Start of TASK INPUT
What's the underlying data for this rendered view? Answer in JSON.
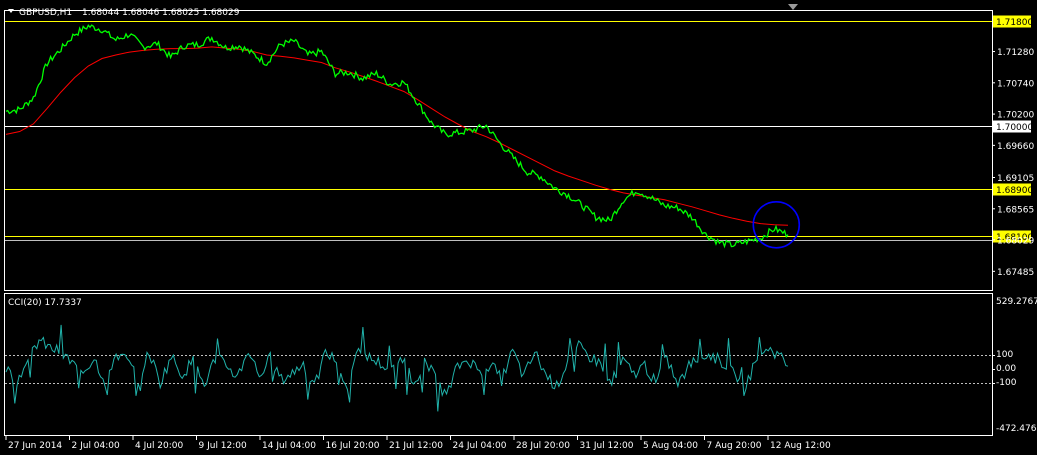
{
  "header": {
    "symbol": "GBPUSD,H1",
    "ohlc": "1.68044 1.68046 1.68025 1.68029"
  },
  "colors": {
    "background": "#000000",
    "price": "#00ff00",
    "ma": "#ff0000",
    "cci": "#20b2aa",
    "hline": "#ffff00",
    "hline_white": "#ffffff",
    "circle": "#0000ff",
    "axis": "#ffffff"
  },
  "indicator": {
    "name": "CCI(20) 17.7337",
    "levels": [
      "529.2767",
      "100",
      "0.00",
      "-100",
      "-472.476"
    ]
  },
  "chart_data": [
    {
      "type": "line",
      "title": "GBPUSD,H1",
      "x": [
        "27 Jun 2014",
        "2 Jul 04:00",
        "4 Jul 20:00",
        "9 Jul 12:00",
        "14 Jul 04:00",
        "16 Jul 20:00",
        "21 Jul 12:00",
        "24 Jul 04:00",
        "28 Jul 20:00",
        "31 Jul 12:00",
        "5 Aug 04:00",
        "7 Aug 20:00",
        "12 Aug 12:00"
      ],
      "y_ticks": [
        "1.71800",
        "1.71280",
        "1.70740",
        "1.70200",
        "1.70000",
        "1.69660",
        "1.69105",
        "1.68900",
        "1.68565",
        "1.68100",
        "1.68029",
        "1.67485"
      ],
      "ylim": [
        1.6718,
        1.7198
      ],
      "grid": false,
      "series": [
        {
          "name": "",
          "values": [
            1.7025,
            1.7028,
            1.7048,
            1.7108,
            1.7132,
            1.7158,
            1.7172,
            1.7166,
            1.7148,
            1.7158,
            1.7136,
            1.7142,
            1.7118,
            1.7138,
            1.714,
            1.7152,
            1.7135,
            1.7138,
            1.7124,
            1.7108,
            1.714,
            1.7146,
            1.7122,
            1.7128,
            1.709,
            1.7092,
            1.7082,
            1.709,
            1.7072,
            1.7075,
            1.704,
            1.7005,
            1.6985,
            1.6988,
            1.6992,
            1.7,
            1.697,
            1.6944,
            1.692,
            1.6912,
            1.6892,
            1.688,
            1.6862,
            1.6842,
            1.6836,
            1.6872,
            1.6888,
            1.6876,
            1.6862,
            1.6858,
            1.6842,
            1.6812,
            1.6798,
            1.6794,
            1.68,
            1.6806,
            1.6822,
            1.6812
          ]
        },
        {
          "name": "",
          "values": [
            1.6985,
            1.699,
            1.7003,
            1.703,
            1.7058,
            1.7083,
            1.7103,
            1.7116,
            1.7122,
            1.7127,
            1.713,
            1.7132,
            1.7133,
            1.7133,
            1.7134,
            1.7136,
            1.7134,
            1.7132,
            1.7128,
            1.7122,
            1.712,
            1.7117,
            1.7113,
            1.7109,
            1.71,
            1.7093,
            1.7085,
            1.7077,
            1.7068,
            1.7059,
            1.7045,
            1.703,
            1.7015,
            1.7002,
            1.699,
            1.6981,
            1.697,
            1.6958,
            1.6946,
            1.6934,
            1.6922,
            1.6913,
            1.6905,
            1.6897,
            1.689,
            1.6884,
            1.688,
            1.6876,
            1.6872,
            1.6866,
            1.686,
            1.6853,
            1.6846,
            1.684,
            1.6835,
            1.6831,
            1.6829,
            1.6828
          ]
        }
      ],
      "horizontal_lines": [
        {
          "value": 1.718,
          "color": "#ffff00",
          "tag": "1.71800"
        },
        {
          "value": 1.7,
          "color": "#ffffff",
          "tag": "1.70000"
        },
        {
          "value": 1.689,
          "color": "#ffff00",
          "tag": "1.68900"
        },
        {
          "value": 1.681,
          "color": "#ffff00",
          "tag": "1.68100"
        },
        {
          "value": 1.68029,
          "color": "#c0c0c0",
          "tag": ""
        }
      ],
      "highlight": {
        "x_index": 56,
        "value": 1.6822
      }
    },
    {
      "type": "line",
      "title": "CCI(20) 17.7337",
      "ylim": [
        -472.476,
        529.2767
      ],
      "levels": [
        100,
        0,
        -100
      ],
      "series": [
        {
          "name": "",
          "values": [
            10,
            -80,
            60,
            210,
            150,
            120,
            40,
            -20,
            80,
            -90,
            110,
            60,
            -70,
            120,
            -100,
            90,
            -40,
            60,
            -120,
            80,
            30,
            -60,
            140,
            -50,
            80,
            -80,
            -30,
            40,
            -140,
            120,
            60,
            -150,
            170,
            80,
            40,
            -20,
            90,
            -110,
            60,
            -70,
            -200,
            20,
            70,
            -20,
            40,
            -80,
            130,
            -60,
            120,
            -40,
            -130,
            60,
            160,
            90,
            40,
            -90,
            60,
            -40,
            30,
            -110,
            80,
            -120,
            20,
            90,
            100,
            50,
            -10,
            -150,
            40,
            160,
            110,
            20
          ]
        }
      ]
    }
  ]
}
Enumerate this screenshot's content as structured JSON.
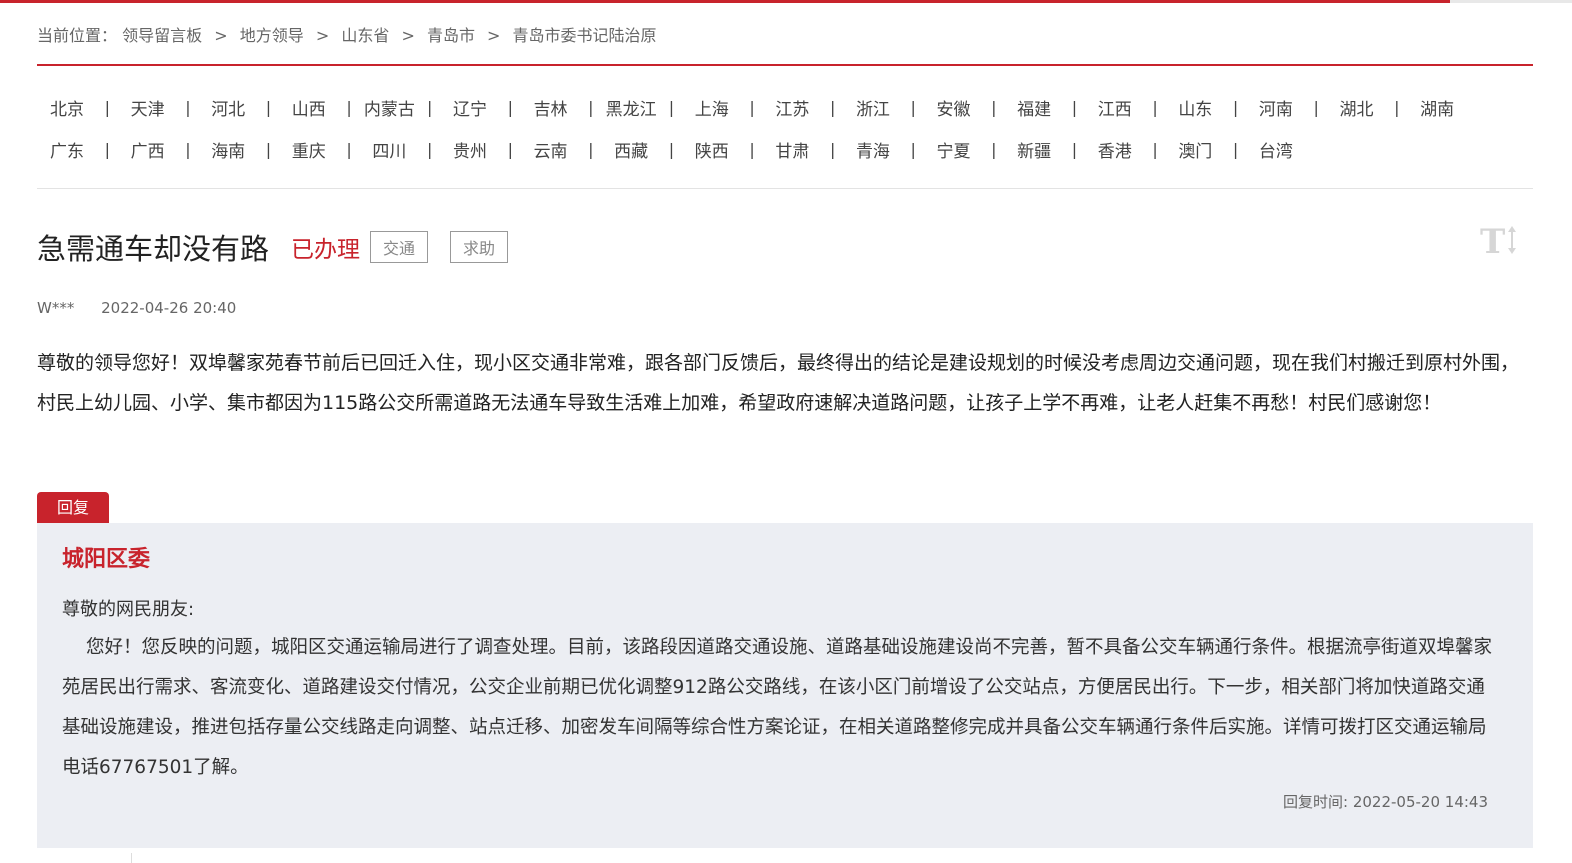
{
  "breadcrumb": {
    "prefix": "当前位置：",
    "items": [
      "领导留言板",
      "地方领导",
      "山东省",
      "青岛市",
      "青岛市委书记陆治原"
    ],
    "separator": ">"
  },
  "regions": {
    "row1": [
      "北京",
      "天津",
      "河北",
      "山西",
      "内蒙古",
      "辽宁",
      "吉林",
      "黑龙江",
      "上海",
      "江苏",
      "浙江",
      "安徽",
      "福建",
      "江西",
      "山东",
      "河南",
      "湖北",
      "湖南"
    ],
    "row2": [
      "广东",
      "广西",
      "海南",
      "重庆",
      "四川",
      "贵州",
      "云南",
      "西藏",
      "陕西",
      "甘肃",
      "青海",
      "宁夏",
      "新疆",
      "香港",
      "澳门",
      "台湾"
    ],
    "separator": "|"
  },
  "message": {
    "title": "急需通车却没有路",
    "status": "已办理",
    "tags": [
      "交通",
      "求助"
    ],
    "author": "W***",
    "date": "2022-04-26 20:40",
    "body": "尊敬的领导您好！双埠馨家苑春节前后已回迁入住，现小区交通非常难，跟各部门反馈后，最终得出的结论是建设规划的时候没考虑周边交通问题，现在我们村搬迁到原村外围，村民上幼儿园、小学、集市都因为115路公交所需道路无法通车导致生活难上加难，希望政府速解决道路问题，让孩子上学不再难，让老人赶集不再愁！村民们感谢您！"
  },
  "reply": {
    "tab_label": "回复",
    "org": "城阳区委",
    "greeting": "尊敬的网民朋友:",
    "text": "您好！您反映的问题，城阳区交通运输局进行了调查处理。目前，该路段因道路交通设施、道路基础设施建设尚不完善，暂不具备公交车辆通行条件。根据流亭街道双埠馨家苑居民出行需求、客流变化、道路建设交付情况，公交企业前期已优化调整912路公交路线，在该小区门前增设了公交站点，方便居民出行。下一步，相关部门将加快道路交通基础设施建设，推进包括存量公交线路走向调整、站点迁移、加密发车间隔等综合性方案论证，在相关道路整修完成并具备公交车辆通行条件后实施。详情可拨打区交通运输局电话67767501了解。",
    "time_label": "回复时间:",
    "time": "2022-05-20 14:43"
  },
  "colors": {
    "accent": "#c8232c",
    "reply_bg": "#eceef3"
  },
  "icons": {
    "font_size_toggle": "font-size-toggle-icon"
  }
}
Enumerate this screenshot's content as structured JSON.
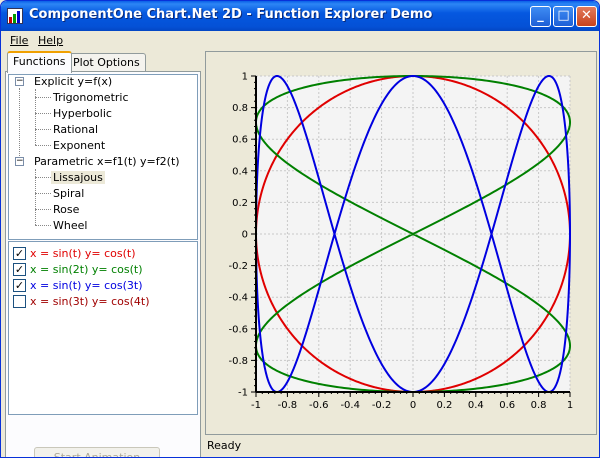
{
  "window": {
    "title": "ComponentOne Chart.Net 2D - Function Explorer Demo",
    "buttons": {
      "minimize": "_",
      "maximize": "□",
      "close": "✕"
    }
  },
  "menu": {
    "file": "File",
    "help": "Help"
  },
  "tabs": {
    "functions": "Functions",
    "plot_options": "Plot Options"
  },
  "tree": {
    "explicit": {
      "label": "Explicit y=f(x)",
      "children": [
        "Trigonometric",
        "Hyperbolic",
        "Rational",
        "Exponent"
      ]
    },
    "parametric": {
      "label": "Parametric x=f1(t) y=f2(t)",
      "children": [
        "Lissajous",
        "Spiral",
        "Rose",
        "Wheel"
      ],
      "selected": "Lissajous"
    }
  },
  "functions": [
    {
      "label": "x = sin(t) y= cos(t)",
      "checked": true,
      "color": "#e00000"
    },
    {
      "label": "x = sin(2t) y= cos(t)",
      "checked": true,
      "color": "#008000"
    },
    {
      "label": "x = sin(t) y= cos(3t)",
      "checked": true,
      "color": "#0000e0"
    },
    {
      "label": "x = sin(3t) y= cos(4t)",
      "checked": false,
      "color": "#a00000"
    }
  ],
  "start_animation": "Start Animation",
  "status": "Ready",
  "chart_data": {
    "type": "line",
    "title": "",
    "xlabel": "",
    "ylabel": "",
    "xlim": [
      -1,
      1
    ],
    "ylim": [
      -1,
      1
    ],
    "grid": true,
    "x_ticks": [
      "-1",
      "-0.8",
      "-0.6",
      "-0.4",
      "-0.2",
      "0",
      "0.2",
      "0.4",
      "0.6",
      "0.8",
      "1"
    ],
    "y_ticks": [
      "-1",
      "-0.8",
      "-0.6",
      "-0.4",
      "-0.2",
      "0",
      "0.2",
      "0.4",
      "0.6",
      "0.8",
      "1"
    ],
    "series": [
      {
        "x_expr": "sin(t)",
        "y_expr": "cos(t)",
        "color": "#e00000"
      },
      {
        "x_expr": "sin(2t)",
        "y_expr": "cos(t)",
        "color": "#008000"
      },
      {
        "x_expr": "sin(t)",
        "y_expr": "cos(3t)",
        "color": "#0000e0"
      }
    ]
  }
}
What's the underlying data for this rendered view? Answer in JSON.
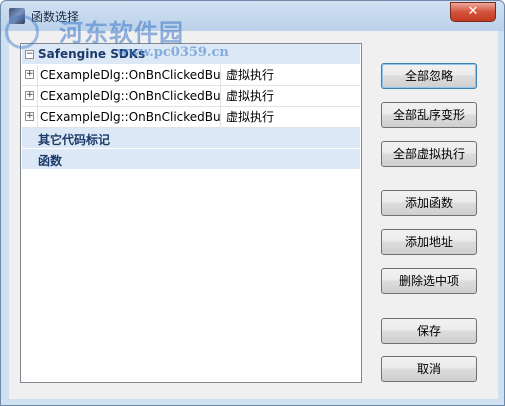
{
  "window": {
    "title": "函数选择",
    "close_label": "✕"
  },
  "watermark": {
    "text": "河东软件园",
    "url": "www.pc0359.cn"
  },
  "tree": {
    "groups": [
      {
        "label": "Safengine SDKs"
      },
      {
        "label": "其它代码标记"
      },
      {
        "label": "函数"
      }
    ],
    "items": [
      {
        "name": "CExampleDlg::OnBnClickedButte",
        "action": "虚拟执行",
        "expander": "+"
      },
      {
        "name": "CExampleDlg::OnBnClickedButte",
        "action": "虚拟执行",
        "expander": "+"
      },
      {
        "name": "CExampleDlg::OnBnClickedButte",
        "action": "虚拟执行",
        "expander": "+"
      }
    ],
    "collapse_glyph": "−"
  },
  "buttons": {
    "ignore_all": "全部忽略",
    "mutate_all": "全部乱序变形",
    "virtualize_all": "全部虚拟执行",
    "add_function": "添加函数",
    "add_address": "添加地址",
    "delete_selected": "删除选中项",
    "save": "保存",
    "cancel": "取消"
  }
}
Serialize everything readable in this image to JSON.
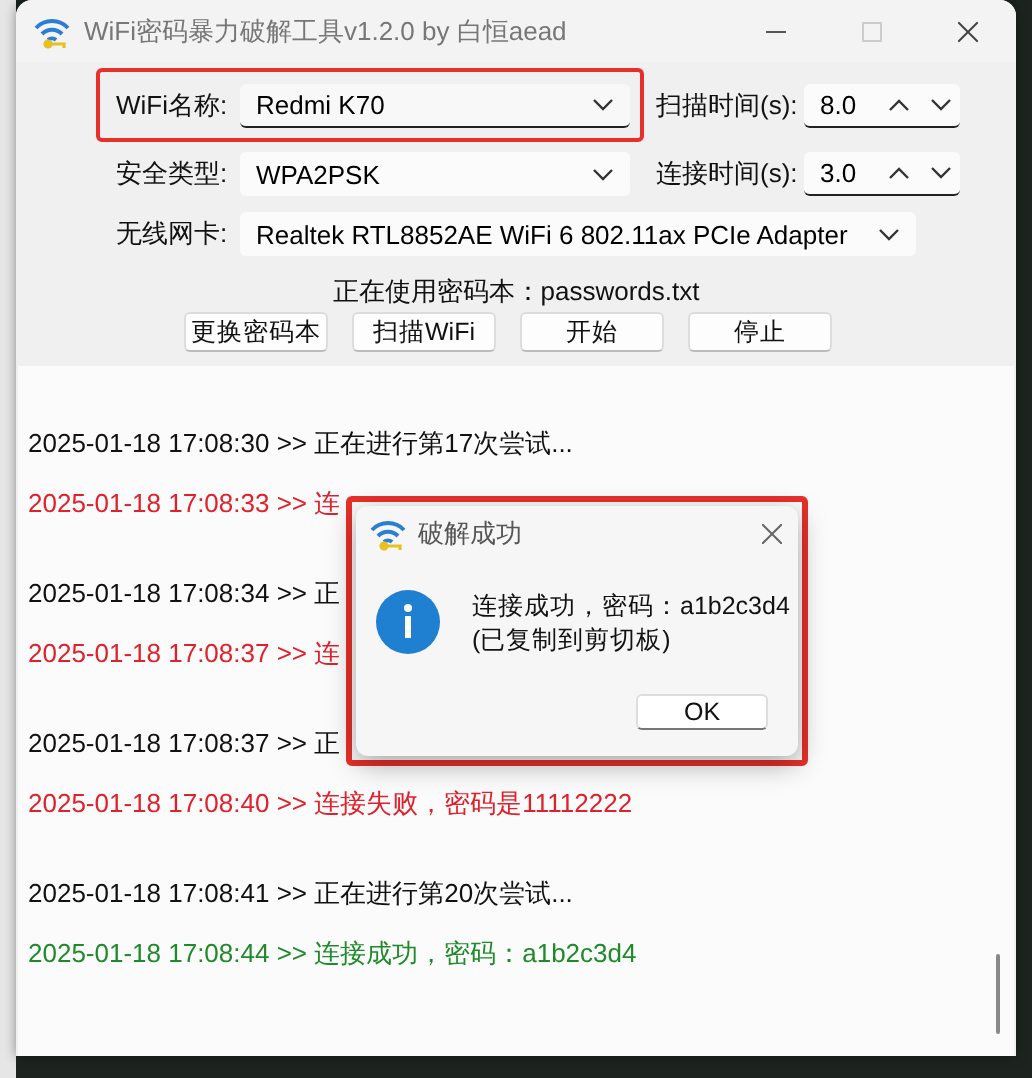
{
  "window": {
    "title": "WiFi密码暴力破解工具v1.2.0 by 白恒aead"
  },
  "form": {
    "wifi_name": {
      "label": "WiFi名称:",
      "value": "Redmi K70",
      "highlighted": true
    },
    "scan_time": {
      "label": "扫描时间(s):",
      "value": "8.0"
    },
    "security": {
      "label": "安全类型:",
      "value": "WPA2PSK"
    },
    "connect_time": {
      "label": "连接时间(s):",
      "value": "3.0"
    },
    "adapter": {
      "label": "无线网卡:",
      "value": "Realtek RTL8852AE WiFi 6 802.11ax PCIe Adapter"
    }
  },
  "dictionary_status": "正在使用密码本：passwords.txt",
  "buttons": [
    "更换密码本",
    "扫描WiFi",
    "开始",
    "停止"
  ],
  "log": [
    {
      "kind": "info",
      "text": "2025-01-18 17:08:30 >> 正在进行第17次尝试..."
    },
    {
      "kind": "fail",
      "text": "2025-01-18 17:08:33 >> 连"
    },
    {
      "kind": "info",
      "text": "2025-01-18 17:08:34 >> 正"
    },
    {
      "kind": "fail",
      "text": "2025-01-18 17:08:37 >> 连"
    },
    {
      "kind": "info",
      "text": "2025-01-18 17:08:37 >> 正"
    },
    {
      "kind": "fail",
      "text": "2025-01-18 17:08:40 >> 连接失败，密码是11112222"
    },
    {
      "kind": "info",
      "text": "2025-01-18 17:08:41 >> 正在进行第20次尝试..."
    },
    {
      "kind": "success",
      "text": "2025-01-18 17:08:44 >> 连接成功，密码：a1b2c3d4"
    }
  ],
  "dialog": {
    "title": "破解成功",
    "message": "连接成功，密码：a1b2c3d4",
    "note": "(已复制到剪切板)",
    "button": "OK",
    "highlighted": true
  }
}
End of TASK INPUT
TASK STATEMENT
Starting at the line that holds "Serialize everything readable", copy each line exactly through the end of the listing, both ends included. Leave the pictures out.

SOLVED PROBLEM
Serialize everything readable in this image to JSON.
{
  "window": {
    "title": "WiFi密码暴力破解工具v1.2.0 by 白恒aead"
  },
  "form": {
    "wifi_name": {
      "label": "WiFi名称:",
      "value": "Redmi K70",
      "highlighted": true
    },
    "scan_time": {
      "label": "扫描时间(s):",
      "value": "8.0"
    },
    "security": {
      "label": "安全类型:",
      "value": "WPA2PSK"
    },
    "connect_time": {
      "label": "连接时间(s):",
      "value": "3.0"
    },
    "adapter": {
      "label": "无线网卡:",
      "value": "Realtek RTL8852AE WiFi 6 802.11ax PCIe Adapter"
    }
  },
  "dictionary_status": "正在使用密码本：passwords.txt",
  "buttons": [
    "更换密码本",
    "扫描WiFi",
    "开始",
    "停止"
  ],
  "log": [
    {
      "kind": "info",
      "text": "2025-01-18 17:08:30 >> 正在进行第17次尝试..."
    },
    {
      "kind": "fail",
      "text": "2025-01-18 17:08:33 >> 连"
    },
    {
      "kind": "info",
      "text": "2025-01-18 17:08:34 >> 正"
    },
    {
      "kind": "fail",
      "text": "2025-01-18 17:08:37 >> 连"
    },
    {
      "kind": "info",
      "text": "2025-01-18 17:08:37 >> 正"
    },
    {
      "kind": "fail",
      "text": "2025-01-18 17:08:40 >> 连接失败，密码是11112222"
    },
    {
      "kind": "info",
      "text": "2025-01-18 17:08:41 >> 正在进行第20次尝试..."
    },
    {
      "kind": "success",
      "text": "2025-01-18 17:08:44 >> 连接成功，密码：a1b2c3d4"
    }
  ],
  "dialog": {
    "title": "破解成功",
    "message": "连接成功，密码：a1b2c3d4",
    "note": "(已复制到剪切板)",
    "button": "OK",
    "highlighted": true
  }
}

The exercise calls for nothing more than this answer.